■ TASK TO CARRY OUT
Below is a set of records; restate each one word for word.

■ DATA TO PROCESS
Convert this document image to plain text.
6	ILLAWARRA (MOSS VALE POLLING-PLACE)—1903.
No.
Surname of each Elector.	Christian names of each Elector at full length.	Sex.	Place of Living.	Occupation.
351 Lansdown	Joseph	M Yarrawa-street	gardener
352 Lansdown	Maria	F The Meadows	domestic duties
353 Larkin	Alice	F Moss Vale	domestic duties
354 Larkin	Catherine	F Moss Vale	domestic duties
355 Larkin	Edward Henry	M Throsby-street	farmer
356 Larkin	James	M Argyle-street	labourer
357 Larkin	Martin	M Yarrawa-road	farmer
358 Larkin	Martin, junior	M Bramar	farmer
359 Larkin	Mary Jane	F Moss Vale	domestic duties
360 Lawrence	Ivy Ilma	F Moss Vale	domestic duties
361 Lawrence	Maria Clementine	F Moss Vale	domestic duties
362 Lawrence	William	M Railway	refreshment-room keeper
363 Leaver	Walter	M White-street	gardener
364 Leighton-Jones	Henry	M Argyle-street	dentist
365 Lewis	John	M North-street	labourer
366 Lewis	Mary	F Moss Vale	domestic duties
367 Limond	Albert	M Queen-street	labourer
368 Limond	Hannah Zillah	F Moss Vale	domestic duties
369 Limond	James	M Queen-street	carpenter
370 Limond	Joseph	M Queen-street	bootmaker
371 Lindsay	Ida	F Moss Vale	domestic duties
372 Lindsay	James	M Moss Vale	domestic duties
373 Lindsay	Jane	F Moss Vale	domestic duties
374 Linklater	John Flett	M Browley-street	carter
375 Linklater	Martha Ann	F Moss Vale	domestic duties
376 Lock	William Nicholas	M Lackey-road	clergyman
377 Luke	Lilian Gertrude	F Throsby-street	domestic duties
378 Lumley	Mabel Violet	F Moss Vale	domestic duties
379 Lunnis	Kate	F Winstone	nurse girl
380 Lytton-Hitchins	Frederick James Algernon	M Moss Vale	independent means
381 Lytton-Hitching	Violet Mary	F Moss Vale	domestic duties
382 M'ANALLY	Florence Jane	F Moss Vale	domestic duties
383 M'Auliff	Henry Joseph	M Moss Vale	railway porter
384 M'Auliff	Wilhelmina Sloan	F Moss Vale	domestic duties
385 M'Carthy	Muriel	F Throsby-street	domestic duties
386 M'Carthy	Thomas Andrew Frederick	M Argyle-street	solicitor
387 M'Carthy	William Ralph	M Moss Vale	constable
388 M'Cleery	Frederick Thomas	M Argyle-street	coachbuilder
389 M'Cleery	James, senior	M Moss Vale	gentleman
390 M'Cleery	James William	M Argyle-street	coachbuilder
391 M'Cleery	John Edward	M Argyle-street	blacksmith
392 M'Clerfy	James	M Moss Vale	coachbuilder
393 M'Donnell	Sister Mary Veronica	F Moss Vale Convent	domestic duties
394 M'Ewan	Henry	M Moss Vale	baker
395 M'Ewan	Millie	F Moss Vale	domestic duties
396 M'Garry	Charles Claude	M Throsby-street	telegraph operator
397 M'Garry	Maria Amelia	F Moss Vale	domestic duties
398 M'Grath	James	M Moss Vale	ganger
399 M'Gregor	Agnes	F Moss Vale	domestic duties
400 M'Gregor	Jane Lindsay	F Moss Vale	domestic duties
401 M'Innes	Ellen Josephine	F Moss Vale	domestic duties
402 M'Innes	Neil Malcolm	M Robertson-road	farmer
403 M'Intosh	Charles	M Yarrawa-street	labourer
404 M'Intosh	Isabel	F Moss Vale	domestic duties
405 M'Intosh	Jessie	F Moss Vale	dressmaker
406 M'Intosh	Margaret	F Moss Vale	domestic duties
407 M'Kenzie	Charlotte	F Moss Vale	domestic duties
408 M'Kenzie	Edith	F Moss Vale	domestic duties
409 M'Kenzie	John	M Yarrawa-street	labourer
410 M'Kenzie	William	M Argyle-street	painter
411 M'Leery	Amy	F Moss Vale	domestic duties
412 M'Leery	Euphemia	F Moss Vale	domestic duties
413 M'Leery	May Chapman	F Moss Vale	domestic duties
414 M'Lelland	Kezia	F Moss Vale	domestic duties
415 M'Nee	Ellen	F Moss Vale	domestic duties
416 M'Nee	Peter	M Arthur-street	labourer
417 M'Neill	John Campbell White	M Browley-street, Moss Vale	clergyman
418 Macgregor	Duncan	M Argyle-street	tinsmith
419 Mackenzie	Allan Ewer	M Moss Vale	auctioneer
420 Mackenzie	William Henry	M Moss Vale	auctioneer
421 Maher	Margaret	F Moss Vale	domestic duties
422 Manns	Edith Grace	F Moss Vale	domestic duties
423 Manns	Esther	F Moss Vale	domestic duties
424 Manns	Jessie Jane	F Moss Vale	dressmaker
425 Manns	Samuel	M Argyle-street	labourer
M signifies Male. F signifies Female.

■ EXERCISE SOLUTION
Convert this document image to plain text.
6	ILLAWARRA (MOSS VALE POLLING-PLACE)—1903.
No.
Surname of each Elector.	Christian names of each Elector at full length.	Sex.	Place of Living.	Occupation.
351 Lansdown	Joseph	M Yarrawa-street	gardener
352 Lansdown	Maria	F The Meadows	domestic duties
353 Larkin	Alice	F Moss Vale	domestic duties
354 Larkin	Catherine	F Moss Vale	domestic duties
355 Larkin	Edward Henry	M Throsby-street	farmer
356 Larkin	James	M Argyle-street	labourer
357 Larkin	Martin	M Yarrawa-road	farmer
358 Larkin	Martin, junior	M Bramar	farmer
359 Larkin	Mary Jane	F Moss Vale	domestic duties
360 Lawrence	Ivy Ilma	F Moss Vale	domestic duties
361 Lawrence	Maria Clementine	F Moss Vale	domestic duties
362 Lawrence	William	M Railway	refreshment-room keeper
363 Leaver	Walter	M White-street	gardener
364 Leighton-Jones	Henry	M Argyle-street	dentist
365 Lewis	John	M North-street	labourer
366 Lewis	Mary	F Moss Vale	domestic duties
367 Limond	Albert	M Queen-street	labourer
368 Limond	Hannah Zillah	F Moss Vale	domestic duties
369 Limond	James	M Queen-street	carpenter
370 Limond	Joseph	M Queen-street	bootmaker
371 Lindsay	Ida	F Moss Vale	domestic duties
372 Lindsay	James	M Moss Vale	domestic duties
373 Lindsay	Jane	F Moss Vale	domestic duties
374 Linklater	John Flett	M Browley-street	carter
375 Linklater	Martha Ann	F Moss Vale	domestic duties
376 Lock	William Nicholas	M Lackey-road	clergyman
377 Luke	Lilian Gertrude	F Throsby-street	domestic duties
378 Lumley	Mabel Violet	F Moss Vale	domestic duties
379 Lunnis	Kate	F Winstone	nurse girl
380 Lytton-Hitchins	Frederick James Algernon	M Moss Vale	independent means
381 Lytton-Hitching	Violet Mary	F Moss Vale	domestic duties
382 M'ANALLY	Florence Jane	F Moss Vale	domestic duties
383 M'Auliff	Henry Joseph	M Moss Vale	railway porter
384 M'Auliff	Wilhelmina Sloan	F Moss Vale	domestic duties
385 M'Carthy	Muriel	F Throsby-street	domestic duties
386 M'Carthy	Thomas Andrew Frederick	M Argyle-street	solicitor
387 M'Carthy	William Ralph	M Moss Vale	constable
388 M'Cleery	Frederick Thomas	M Argyle-street	coachbuilder
389 M'Cleery	James, senior	M Moss Vale	gentleman
390 M'Cleery	James William	M Argyle-street	coachbuilder
391 M'Cleery	John Edward	M Argyle-street	blacksmith
392 M'Clerfy	James	M Moss Vale	coachbuilder
393 M'Donnell	Sister Mary Veronica	F Moss Vale Convent	domestic duties
394 M'Ewan	Henry	M Moss Vale	baker
395 M'Ewan	Millie	F Moss Vale	domestic duties
396 M'Garry	Charles Claude	M Throsby-street	telegraph operator
397 M'Garry	Maria Amelia	F Moss Vale	domestic duties
398 M'Grath	James	M Moss Vale	ganger
399 M'Gregor	Agnes	F Moss Vale	domestic duties
400 M'Gregor	Jane Lindsay	F Moss Vale	domestic duties
401 M'Innes	Ellen Josephine	F Moss Vale	domestic duties
402 M'Innes	Neil Malcolm	M Robertson-road	farmer
403 M'Intosh	Charles	M Yarrawa-street	labourer
404 M'Intosh	Isabel	F Moss Vale	domestic duties
405 M'Intosh	Jessie	F Moss Vale	dressmaker
406 M'Intosh	Margaret	F Moss Vale	domestic duties
407 M'Kenzie	Charlotte	F Moss Vale	domestic duties
408 M'Kenzie	Edith	F Moss Vale	domestic duties
409 M'Kenzie	John	M Yarrawa-street	labourer
410 M'Kenzie	William	M Argyle-street	painter
411 M'Leery	Amy	F Moss Vale	domestic duties
412 M'Leery	Euphemia	F Moss Vale	domestic duties
413 M'Leery	May Chapman	F Moss Vale	domestic duties
414 M'Lelland	Kezia	F Moss Vale	domestic duties
415 M'Nee	Ellen	F Moss Vale	domestic duties
416 M'Nee	Peter	M Arthur-street	labourer
417 M'Neill	John Campbell White	M Browley-street, Moss Vale	clergyman
418 Macgregor	Duncan	M Argyle-street	tinsmith
419 Mackenzie	Allan Ewer	M Moss Vale	auctioneer
420 Mackenzie	William Henry	M Moss Vale	auctioneer
421 Maher	Margaret	F Moss Vale	domestic duties
422 Manns	Edith Grace	F Moss Vale	domestic duties
423 Manns	Esther	F Moss Vale	domestic duties
424 Manns	Jessie Jane	F Moss Vale	dressmaker
425 Manns	Samuel	M Argyle-street	labourer
M signifies Male. F signifies Female.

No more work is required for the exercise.